**Problem statement:** Copy out each of the lines below word for word, with nothing changed or left out.
====
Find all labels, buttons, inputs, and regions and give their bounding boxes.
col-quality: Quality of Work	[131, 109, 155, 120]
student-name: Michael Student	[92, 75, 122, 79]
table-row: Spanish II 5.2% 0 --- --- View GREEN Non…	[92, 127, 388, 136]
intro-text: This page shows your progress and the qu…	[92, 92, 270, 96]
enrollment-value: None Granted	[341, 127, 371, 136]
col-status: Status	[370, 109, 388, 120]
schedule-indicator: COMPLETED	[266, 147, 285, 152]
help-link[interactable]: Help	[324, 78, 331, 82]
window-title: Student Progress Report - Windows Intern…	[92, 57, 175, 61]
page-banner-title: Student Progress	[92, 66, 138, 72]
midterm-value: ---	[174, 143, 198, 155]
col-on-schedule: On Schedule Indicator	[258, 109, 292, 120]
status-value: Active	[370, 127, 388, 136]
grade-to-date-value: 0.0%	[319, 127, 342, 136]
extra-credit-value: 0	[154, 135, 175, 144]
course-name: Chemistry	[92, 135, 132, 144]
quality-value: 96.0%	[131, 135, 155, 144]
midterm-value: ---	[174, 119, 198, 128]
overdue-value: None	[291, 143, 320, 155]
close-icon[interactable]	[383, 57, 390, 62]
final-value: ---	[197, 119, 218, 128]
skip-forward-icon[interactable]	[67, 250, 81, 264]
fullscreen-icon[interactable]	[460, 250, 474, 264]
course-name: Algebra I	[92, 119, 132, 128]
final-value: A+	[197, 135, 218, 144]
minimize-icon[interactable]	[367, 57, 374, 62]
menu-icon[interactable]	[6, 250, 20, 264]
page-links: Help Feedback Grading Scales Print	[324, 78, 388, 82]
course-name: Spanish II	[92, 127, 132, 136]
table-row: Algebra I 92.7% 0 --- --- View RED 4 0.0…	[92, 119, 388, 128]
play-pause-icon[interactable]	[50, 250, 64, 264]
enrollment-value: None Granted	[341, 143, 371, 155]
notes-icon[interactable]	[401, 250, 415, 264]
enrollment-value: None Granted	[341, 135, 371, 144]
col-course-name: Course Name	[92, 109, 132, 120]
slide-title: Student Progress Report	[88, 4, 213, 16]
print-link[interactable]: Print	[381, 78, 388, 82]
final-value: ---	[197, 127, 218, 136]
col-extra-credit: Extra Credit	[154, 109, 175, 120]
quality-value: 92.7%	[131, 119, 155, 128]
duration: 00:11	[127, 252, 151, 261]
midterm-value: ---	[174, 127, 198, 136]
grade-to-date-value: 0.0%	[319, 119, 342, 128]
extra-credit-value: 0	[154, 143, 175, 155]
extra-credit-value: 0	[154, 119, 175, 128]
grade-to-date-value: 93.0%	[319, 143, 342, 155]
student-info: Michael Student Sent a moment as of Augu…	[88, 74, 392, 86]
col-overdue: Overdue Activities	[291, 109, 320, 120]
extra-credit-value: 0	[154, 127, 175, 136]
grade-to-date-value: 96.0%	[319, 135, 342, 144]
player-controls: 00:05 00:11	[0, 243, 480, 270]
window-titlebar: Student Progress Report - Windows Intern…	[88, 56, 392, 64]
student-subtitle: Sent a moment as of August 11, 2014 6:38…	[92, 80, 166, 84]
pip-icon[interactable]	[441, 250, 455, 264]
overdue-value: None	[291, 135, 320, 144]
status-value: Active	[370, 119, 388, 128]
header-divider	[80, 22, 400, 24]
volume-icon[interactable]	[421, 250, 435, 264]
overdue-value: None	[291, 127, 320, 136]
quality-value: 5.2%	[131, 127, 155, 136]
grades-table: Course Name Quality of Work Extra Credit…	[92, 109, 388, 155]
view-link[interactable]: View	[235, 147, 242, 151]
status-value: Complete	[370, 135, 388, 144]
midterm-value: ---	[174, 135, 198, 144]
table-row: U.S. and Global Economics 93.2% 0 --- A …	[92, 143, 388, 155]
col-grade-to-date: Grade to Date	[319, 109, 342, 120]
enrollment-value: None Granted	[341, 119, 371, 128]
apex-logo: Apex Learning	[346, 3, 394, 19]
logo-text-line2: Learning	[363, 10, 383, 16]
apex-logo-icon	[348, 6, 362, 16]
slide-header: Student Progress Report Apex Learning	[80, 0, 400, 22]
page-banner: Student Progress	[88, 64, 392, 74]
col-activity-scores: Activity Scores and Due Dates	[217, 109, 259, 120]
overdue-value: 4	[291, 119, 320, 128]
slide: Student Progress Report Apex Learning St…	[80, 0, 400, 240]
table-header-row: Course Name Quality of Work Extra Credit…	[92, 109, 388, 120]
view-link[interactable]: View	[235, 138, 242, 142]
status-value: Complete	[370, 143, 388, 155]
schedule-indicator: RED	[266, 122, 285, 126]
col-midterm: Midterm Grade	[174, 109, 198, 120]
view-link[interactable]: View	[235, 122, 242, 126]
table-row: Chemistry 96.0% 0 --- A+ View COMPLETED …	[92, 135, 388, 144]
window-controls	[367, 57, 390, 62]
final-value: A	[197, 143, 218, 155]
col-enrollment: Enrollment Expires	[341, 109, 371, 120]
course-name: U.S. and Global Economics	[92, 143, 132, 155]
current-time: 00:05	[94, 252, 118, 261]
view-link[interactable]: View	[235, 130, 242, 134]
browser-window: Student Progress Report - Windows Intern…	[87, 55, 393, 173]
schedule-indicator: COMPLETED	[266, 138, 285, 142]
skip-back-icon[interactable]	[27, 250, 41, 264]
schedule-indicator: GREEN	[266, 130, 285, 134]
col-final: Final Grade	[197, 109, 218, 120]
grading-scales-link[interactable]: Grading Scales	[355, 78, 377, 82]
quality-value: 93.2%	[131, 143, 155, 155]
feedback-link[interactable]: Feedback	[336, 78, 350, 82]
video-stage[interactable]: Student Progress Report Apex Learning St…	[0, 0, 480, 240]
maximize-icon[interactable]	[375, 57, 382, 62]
====
**The response:**
Find all labels, buttons, inputs, and regions and give their bounding boxes.
col-quality: Quality of Work	[131, 109, 155, 120]
student-name: Michael Student	[92, 75, 122, 79]
table-row: Spanish II 5.2% 0 --- --- View GREEN Non…	[92, 127, 388, 136]
intro-text: This page shows your progress and the qu…	[92, 92, 270, 96]
enrollment-value: None Granted	[341, 127, 371, 136]
col-status: Status	[370, 109, 388, 120]
schedule-indicator: COMPLETED	[266, 147, 285, 152]
help-link[interactable]: Help	[324, 78, 331, 82]
window-title: Student Progress Report - Windows Intern…	[92, 57, 175, 61]
page-banner-title: Student Progress	[92, 66, 138, 72]
midterm-value: ---	[174, 143, 198, 155]
col-on-schedule: On Schedule Indicator	[258, 109, 292, 120]
status-value: Active	[370, 127, 388, 136]
grade-to-date-value: 0.0%	[319, 127, 342, 136]
extra-credit-value: 0	[154, 135, 175, 144]
course-name: Chemistry	[92, 135, 132, 144]
quality-value: 96.0%	[131, 135, 155, 144]
midterm-value: ---	[174, 119, 198, 128]
overdue-value: None	[291, 143, 320, 155]
close-icon[interactable]	[383, 57, 390, 62]
final-value: ---	[197, 119, 218, 128]
skip-forward-icon[interactable]	[67, 250, 81, 264]
fullscreen-icon[interactable]	[460, 250, 474, 264]
course-name: Algebra I	[92, 119, 132, 128]
final-value: A+	[197, 135, 218, 144]
minimize-icon[interactable]	[367, 57, 374, 62]
menu-icon[interactable]	[6, 250, 20, 264]
page-links: Help Feedback Grading Scales Print	[324, 78, 388, 82]
course-name: Spanish II	[92, 127, 132, 136]
table-row: Algebra I 92.7% 0 --- --- View RED 4 0.0…	[92, 119, 388, 128]
play-pause-icon[interactable]	[50, 250, 64, 264]
enrollment-value: None Granted	[341, 143, 371, 155]
notes-icon[interactable]	[401, 250, 415, 264]
enrollment-value: None Granted	[341, 135, 371, 144]
col-course-name: Course Name	[92, 109, 132, 120]
slide-title: Student Progress Report	[88, 4, 213, 16]
print-link[interactable]: Print	[381, 78, 388, 82]
final-value: ---	[197, 127, 218, 136]
col-extra-credit: Extra Credit	[154, 109, 175, 120]
quality-value: 92.7%	[131, 119, 155, 128]
duration: 00:11	[127, 252, 151, 261]
midterm-value: ---	[174, 127, 198, 136]
grade-to-date-value: 0.0%	[319, 119, 342, 128]
extra-credit-value: 0	[154, 143, 175, 155]
extra-credit-value: 0	[154, 119, 175, 128]
grade-to-date-value: 93.0%	[319, 143, 342, 155]
student-info: Michael Student Sent a moment as of Augu…	[88, 74, 392, 86]
col-overdue: Overdue Activities	[291, 109, 320, 120]
extra-credit-value: 0	[154, 127, 175, 136]
grade-to-date-value: 96.0%	[319, 135, 342, 144]
player-controls: 00:05 00:11	[0, 243, 480, 270]
window-titlebar: Student Progress Report - Windows Intern…	[88, 56, 392, 64]
student-subtitle: Sent a moment as of August 11, 2014 6:38…	[92, 80, 166, 84]
pip-icon[interactable]	[441, 250, 455, 264]
overdue-value: None	[291, 135, 320, 144]
status-value: Active	[370, 119, 388, 128]
header-divider	[80, 22, 400, 24]
volume-icon[interactable]	[421, 250, 435, 264]
overdue-value: None	[291, 127, 320, 136]
quality-value: 5.2%	[131, 127, 155, 136]
grades-table: Course Name Quality of Work Extra Credit…	[92, 109, 388, 155]
view-link[interactable]: View	[235, 147, 242, 151]
status-value: Complete	[370, 135, 388, 144]
midterm-value: ---	[174, 135, 198, 144]
table-row: U.S. and Global Economics 93.2% 0 --- A …	[92, 143, 388, 155]
col-grade-to-date: Grade to Date	[319, 109, 342, 120]
enrollment-value: None Granted	[341, 119, 371, 128]
apex-logo: Apex Learning	[346, 3, 394, 19]
logo-text-line2: Learning	[363, 10, 383, 16]
apex-logo-icon	[348, 6, 362, 16]
slide-header: Student Progress Report Apex Learning	[80, 0, 400, 22]
page-banner: Student Progress	[88, 64, 392, 74]
col-activity-scores: Activity Scores and Due Dates	[217, 109, 259, 120]
overdue-value: 4	[291, 119, 320, 128]
slide: Student Progress Report Apex Learning St…	[80, 0, 400, 240]
table-header-row: Course Name Quality of Work Extra Credit…	[92, 109, 388, 120]
view-link[interactable]: View	[235, 138, 242, 142]
status-value: Complete	[370, 143, 388, 155]
schedule-indicator: RED	[266, 122, 285, 126]
col-midterm: Midterm Grade	[174, 109, 198, 120]
view-link[interactable]: View	[235, 122, 242, 126]
table-row: Chemistry 96.0% 0 --- A+ View COMPLETED …	[92, 135, 388, 144]
window-controls	[367, 57, 390, 62]
final-value: A	[197, 143, 218, 155]
col-enrollment: Enrollment Expires	[341, 109, 371, 120]
course-name: U.S. and Global Economics	[92, 143, 132, 155]
current-time: 00:05	[94, 252, 118, 261]
view-link[interactable]: View	[235, 130, 242, 134]
browser-window: Student Progress Report - Windows Intern…	[87, 55, 393, 173]
schedule-indicator: COMPLETED	[266, 138, 285, 142]
skip-back-icon[interactable]	[27, 250, 41, 264]
schedule-indicator: GREEN	[266, 130, 285, 134]
col-final: Final Grade	[197, 109, 218, 120]
grading-scales-link[interactable]: Grading Scales	[355, 78, 377, 82]
quality-value: 93.2%	[131, 143, 155, 155]
feedback-link[interactable]: Feedback	[336, 78, 350, 82]
video-stage[interactable]: Student Progress Report Apex Learning St…	[0, 0, 480, 240]
maximize-icon[interactable]	[375, 57, 382, 62]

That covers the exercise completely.